START Available records

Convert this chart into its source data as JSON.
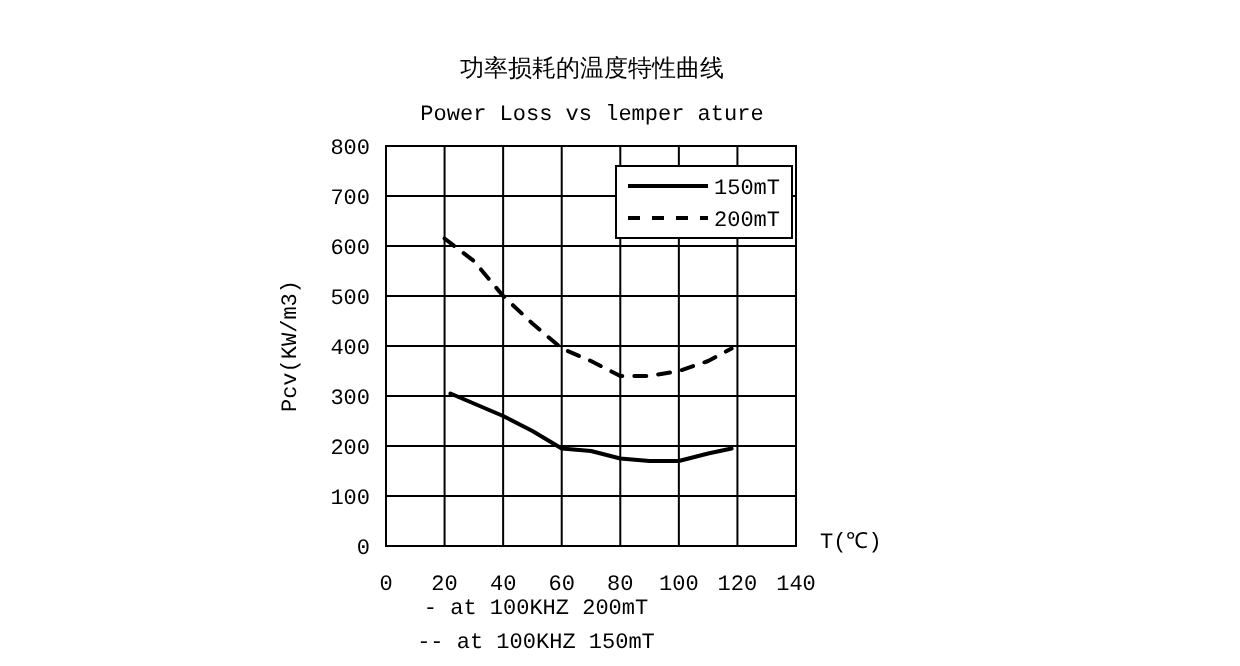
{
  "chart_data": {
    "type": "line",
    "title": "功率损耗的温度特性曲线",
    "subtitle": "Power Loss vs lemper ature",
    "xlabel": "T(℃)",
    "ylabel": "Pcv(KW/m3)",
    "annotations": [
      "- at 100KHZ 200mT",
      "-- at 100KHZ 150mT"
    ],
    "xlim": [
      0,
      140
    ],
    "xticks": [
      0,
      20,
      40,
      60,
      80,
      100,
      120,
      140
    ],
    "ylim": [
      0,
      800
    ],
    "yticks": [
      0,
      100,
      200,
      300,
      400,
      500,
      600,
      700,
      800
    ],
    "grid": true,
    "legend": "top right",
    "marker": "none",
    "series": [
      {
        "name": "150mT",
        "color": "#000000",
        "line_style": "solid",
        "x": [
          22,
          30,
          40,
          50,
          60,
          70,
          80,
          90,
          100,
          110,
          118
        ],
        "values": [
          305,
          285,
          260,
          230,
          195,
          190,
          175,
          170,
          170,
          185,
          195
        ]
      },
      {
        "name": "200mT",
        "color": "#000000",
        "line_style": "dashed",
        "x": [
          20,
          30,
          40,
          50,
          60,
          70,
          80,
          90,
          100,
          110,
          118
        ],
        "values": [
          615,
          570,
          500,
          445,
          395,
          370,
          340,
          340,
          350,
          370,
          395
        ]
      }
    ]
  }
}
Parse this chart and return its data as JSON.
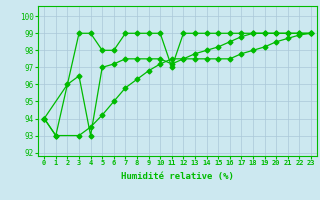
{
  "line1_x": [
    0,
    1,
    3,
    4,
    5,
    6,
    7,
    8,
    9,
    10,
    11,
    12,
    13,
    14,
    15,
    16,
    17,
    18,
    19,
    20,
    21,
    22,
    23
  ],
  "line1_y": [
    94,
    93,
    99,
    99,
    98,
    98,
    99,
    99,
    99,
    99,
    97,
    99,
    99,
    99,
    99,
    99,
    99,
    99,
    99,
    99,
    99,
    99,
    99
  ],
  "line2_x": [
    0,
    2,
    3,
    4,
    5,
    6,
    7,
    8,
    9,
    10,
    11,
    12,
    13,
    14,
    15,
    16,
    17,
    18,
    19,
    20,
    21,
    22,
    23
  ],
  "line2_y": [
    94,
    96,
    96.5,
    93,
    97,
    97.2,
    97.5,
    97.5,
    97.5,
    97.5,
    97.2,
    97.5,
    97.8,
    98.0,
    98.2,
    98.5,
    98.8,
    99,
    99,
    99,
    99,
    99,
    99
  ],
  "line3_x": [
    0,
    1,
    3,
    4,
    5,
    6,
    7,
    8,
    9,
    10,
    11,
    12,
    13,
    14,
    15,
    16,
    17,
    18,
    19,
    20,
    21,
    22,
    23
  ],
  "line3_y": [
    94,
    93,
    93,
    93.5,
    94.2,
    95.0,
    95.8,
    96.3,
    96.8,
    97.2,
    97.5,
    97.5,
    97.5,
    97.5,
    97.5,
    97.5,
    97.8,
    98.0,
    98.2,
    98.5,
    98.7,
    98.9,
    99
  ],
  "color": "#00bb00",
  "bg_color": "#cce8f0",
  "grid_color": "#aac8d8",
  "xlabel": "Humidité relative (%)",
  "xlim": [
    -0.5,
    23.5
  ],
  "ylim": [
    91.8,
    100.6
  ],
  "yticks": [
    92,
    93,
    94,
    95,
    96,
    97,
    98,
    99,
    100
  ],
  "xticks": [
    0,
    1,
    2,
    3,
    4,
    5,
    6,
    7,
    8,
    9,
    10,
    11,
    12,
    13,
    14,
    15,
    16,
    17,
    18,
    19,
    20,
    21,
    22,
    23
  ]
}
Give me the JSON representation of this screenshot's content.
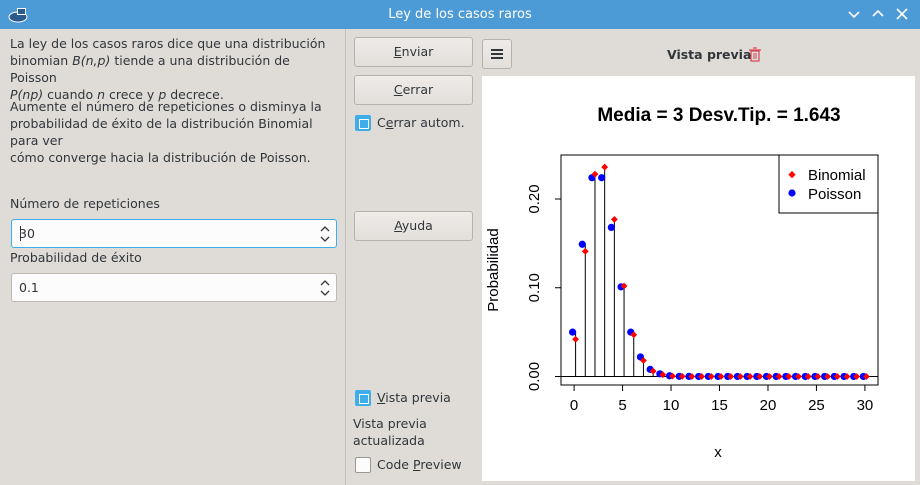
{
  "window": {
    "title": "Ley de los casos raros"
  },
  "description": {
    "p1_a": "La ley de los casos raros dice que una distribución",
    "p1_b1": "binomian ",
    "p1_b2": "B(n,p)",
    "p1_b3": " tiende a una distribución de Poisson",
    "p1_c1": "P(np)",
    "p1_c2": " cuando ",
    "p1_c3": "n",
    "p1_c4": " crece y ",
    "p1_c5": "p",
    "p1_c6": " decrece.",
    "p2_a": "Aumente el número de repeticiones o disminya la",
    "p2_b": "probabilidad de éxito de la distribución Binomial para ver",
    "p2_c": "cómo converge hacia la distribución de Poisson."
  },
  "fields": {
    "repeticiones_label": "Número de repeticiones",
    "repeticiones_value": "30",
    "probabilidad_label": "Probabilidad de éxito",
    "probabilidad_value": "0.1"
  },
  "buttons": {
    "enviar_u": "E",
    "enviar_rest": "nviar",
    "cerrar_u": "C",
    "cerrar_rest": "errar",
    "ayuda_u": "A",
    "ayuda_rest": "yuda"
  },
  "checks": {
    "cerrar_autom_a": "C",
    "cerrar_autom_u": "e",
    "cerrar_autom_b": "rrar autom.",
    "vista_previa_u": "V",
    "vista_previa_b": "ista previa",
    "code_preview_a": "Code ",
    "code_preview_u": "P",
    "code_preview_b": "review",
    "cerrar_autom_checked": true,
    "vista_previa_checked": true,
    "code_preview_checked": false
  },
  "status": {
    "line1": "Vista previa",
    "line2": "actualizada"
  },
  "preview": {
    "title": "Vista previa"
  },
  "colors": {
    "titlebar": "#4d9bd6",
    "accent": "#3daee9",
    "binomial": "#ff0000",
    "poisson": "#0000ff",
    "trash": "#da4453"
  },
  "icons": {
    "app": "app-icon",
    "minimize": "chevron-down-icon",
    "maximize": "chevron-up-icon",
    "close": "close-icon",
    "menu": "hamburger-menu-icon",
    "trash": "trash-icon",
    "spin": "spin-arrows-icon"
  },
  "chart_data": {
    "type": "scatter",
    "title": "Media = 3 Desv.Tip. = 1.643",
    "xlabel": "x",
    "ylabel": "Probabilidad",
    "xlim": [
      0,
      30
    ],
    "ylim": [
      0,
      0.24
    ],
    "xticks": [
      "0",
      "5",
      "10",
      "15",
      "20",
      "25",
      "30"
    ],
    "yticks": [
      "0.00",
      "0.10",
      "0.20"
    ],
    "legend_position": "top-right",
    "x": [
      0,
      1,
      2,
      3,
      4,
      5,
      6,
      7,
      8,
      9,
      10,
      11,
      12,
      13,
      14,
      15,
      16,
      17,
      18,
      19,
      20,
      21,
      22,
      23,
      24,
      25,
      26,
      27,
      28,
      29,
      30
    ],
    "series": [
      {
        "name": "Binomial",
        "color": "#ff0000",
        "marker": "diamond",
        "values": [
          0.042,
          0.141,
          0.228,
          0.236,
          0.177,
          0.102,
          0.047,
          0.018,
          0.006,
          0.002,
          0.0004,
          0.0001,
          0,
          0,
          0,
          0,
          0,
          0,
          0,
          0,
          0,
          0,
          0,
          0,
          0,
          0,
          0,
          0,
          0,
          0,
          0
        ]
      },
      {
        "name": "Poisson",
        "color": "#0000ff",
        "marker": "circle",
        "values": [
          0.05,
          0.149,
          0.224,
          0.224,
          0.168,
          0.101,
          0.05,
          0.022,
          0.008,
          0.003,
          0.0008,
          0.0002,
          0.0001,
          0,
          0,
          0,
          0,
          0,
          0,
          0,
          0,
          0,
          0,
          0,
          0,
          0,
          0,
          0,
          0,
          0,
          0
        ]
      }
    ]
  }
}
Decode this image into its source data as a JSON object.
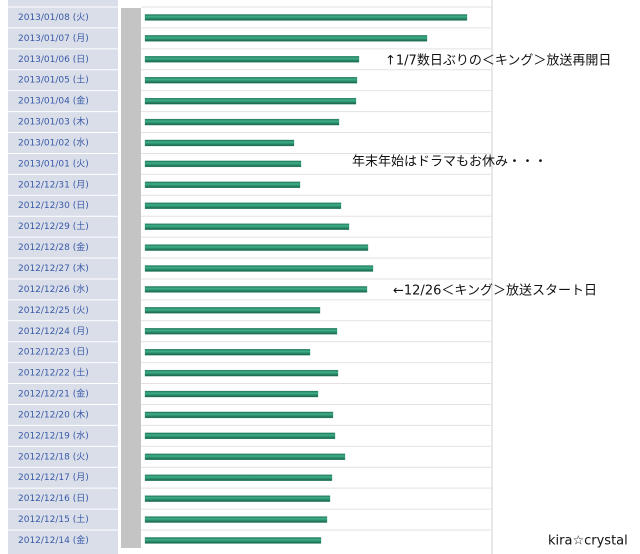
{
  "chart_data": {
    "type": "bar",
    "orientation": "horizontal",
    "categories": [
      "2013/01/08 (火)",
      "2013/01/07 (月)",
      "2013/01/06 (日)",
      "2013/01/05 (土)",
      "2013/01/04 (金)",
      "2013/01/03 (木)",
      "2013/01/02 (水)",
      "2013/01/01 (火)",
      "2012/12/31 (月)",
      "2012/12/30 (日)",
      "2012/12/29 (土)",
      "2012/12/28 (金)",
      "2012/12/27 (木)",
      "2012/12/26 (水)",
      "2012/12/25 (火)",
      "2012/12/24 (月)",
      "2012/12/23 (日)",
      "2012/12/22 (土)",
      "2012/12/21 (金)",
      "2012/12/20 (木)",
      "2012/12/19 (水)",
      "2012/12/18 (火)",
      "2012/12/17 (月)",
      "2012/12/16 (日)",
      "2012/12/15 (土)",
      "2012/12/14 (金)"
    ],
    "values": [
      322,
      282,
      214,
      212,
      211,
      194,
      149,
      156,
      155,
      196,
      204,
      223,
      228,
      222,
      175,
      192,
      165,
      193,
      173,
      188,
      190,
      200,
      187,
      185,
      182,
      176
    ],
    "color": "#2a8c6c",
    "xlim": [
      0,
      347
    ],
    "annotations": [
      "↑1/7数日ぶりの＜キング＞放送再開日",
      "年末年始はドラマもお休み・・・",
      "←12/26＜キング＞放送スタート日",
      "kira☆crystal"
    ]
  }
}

END Available records

== Exercise ==
Gather, from the listing above, every line carrying the word "chevron".

== Expected answer ==
    "minimize": "chevron-down-icon",
    "maximize": "chevron-up-icon",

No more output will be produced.